(Dataset items)
** START **

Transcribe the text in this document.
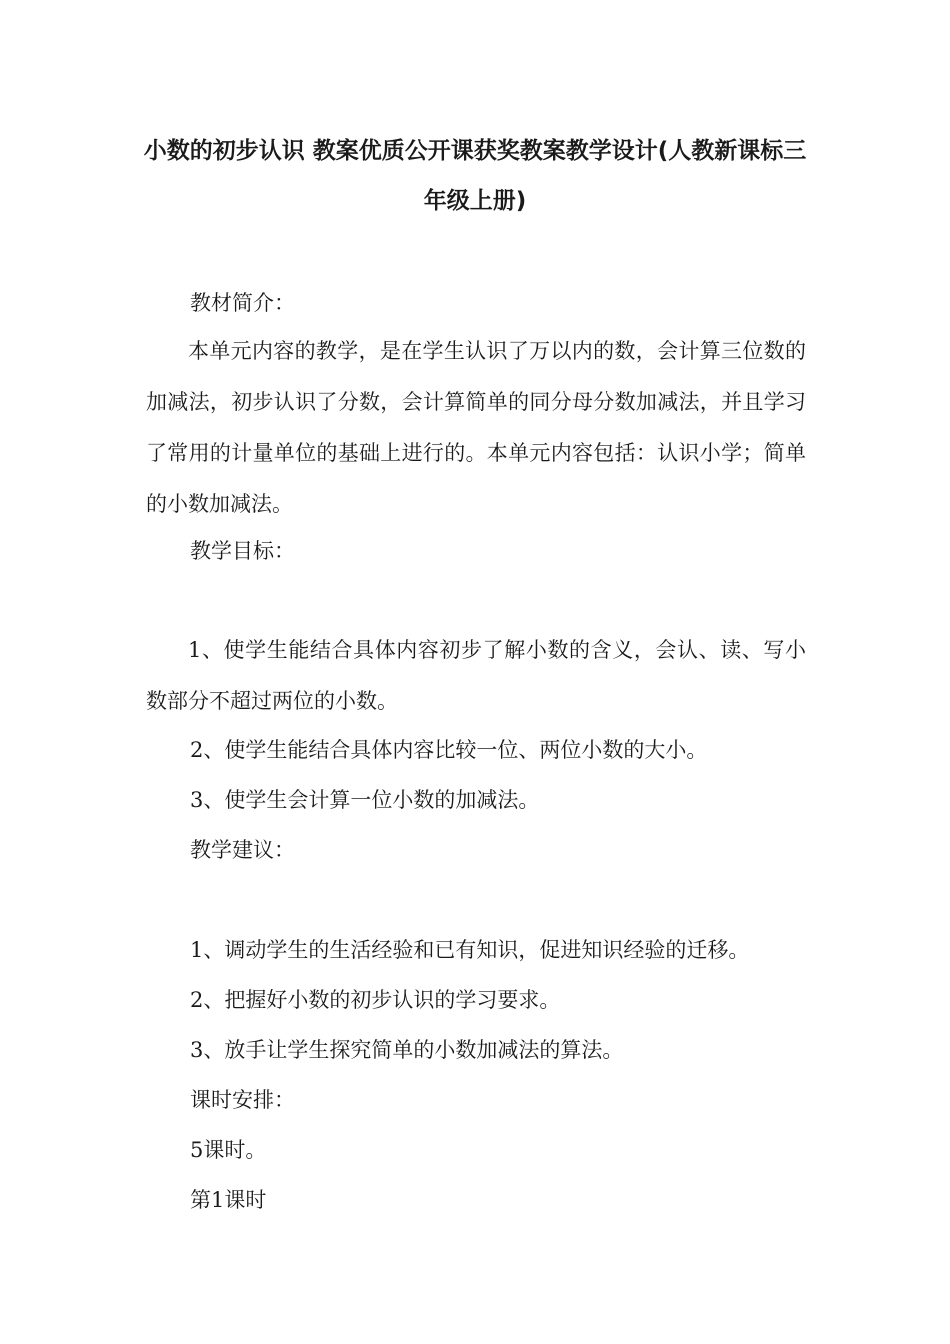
小数的初步认识 教案优质公开课获奖教案教学设计(人教新课标三
年级上册)
教材简介：

本单元内容的教学，是在学生认识了万以内的数，会计算三位数的加减法，初步认识了分数，会计算简单的同分母分数加减法，并且学习了常用的计量单位的基础上进行的。本单元内容包括：认识小学；简单的小数加减法。

教学目标：

1、使学生能结合具体内容初步了解小数的含义，会认、读、写小数部分不超过两位的小数。

2、使学生能结合具体内容比较一位、两位小数的大小。
3、使学生会计算一位小数的加减法。
教学建议：
1、调动学生的生活经验和已有知识，促进知识经验的迁移。
2、把握好小数的初步认识的学习要求。
3、放手让学生探究简单的小数加减法的算法。
课时安排：
5课时。
第1课时
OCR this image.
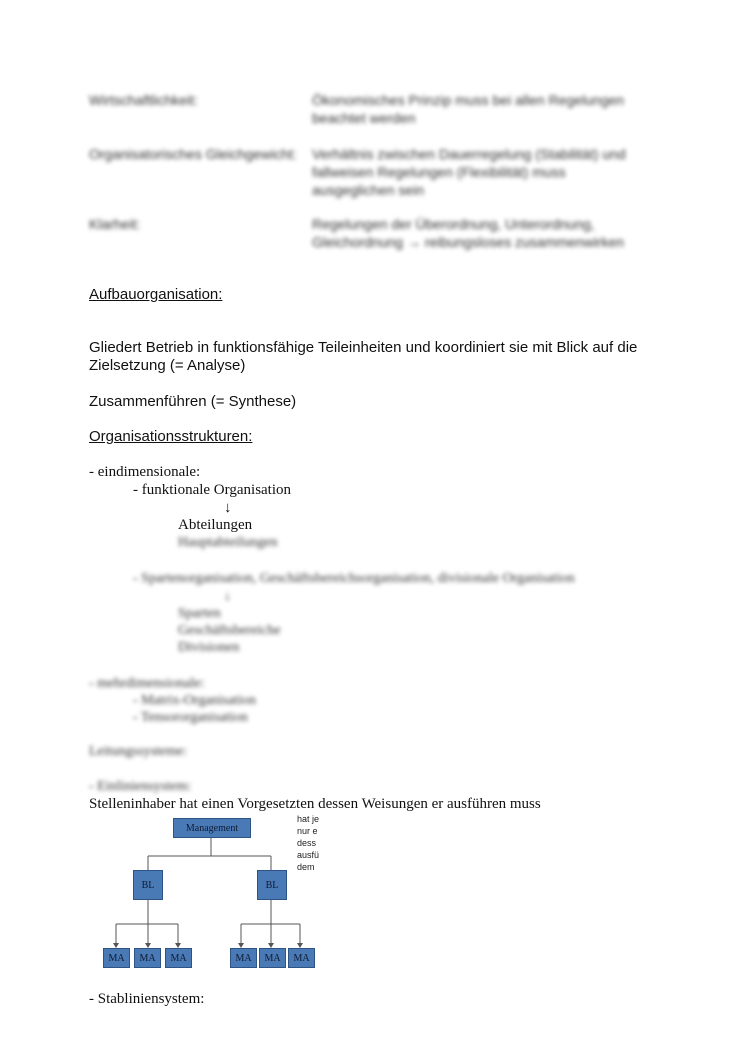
Wirtschaftlichkeit:	Ökonomisches Prinzip muss bei allen Regelungen
beachtet werden
Organisatorisches Gleichgewicht: Verhältnis zwischen Dauerregelung (Stabilität) und
fallweisen Regelungen (Flexibilität) muss
ausgeglichen sein
Klarheit:	Regelungen der Überordnung, Unterordnung,
Gleichordnung → reibungsloses zusammenwirken
Aufbauorganisation:
Gliedert Betrieb in funktionsfähige Teileinheiten und koordiniert sie mit Blick auf die
Zielsetzung (= Analyse)
Zusammenführen (= Synthese)
Organisationsstrukturen:
- eindimensionale:
- funktionale Organisation
↓
Abteilungen
Hauptabteilungen
- Spartenorganisation, Geschäftsbereichsorganisation, divisionale Organisation
↓
Sparten
Geschäftsbereiche
Divisionen
- mehrdimensionale:
- Matrix-Organisation
- Tensororganisation
Leitungssysteme:
- Einliniensystem:
Stelleninhaber hat einen Vorgesetzten dessen Weisungen er ausführen muss
hat je
nur e
dess
ausfü
dem
Management
BL	BL
MA	MA	MA	MA	MA	MA
- Stabliniensystem:
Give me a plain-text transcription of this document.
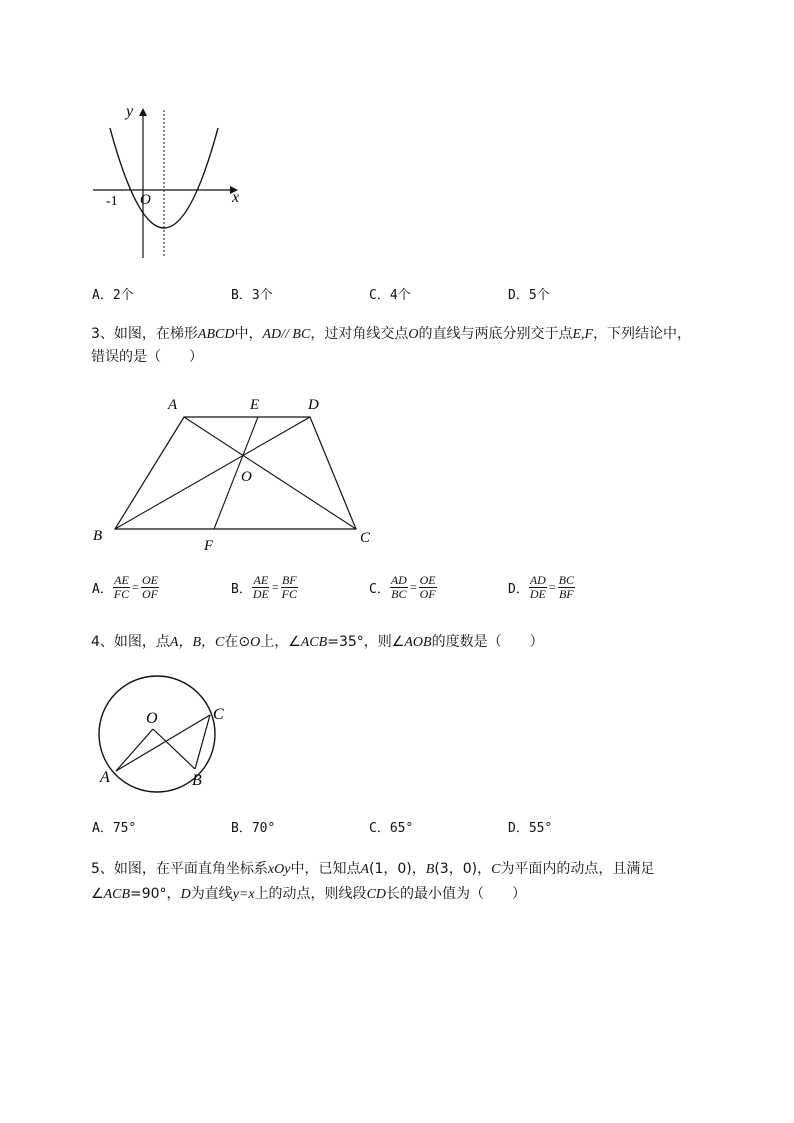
y
x
O
-1
A．2个	B．3个	C．4个	D．5个
3、如图，在梯形ABCD中，AD// BC，过对角线交点O的直线与两底分别交于点E,F，下列结论中，
错误的是（　　）
A	E	D
O
B
F	C
A． $\frac{AE}{FC} = \frac{OE}{OF}$	B． $\frac{AE}{DE} = \frac{BF}{FC}$	C． $\frac{AD}{BC} = \frac{OE}{OF}$	D． $\frac{AD}{DE} = \frac{BC}{BF}$
4、如图，点A，B，C在⊙O上，∠ACB=35°，则∠AOB的度数是（　　）
O	C
A	B
A．75°	B．70°	C．65°	D．55°
5、如图，在平面直角坐标系xOy中，已知点A(1，0)，B(3，0)，C为平面内的动点，且满足
∠ACB=90°，D为直线y=x上的动点，则线段CD长的最小值为（　　）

** END **

__WRITTEN TASK__. Using the records above, retype everything exactly except the pictures.

__THE COMPLETED TASK__.
Transcribe the text in this document.
小数的初步认识 教案优质公开课获奖教案教学设计(人教新课标三
年级上册)
教材简介：

本单元内容的教学，是在学生认识了万以内的数，会计算三位数的加减法，初步认识了分数，会计算简单的同分母分数加减法，并且学习了常用的计量单位的基础上进行的。本单元内容包括：认识小学；简单的小数加减法。

教学目标：

1、使学生能结合具体内容初步了解小数的含义，会认、读、写小数部分不超过两位的小数。

2、使学生能结合具体内容比较一位、两位小数的大小。
3、使学生会计算一位小数的加减法。
教学建议：
1、调动学生的生活经验和已有知识，促进知识经验的迁移。
2、把握好小数的初步认识的学习要求。
3、放手让学生探究简单的小数加减法的算法。
课时安排：
5课时。
第1课时
OCR this image.
Wirtschaftlichkeit:	Ökonomisches Prinzip muss bei allen Regelungen
beachtet werden
Organisatorisches Gleichgewicht: Verhältnis zwischen Dauerregelung (Stabilität) und
fallweisen Regelungen (Flexibilität) muss
ausgeglichen sein
Klarheit:	Regelungen der Überordnung, Unterordnung,
Gleichordnung → reibungsloses zusammenwirken
Aufbauorganisation:
Gliedert Betrieb in funktionsfähige Teileinheiten und koordiniert sie mit Blick auf die
Zielsetzung (= Analyse)
Zusammenführen (= Synthese)
Organisationsstrukturen:
- eindimensionale:
- funktionale Organisation
↓
Abteilungen
Hauptabteilungen
- Spartenorganisation, Geschäftsbereichsorganisation, divisionale Organisation
↓
Sparten
Geschäftsbereiche
Divisionen
- mehrdimensionale:
- Matrix-Organisation
- Tensororganisation
Leitungssysteme:
- Einliniensystem:
Stelleninhaber hat einen Vorgesetzten dessen Weisungen er ausführen muss
hat je
nur e
dess
ausfü
dem
Management
BL	BL
MA	MA	MA	MA	MA	MA
- Stabliniensystem:
Give me a plain-text transcription of this document.
y
x
O
-1
A．2个	B．3个	C．4个	D．5个
3、如图，在梯形ABCD中，AD// BC，过对角线交点O的直线与两底分别交于点E,F，下列结论中，
错误的是（　　）
A	E	D
O
B
F	C
A． $\frac{AE}{FC} = \frac{OE}{OF}$	B． $\frac{AE}{DE} = \frac{BF}{FC}$	C． $\frac{AD}{BC} = \frac{OE}{OF}$	D． $\frac{AD}{DE} = \frac{BC}{BF}$
4、如图，点A，B，C在⊙O上，∠ACB=35°，则∠AOB的度数是（　　）
O	C
A	B
A．75°	B．70°	C．65°	D．55°
5、如图，在平面直角坐标系xOy中，已知点A(1，0)，B(3，0)，C为平面内的动点，且满足
∠ACB=90°，D为直线y=x上的动点，则线段CD长的最小值为（　　）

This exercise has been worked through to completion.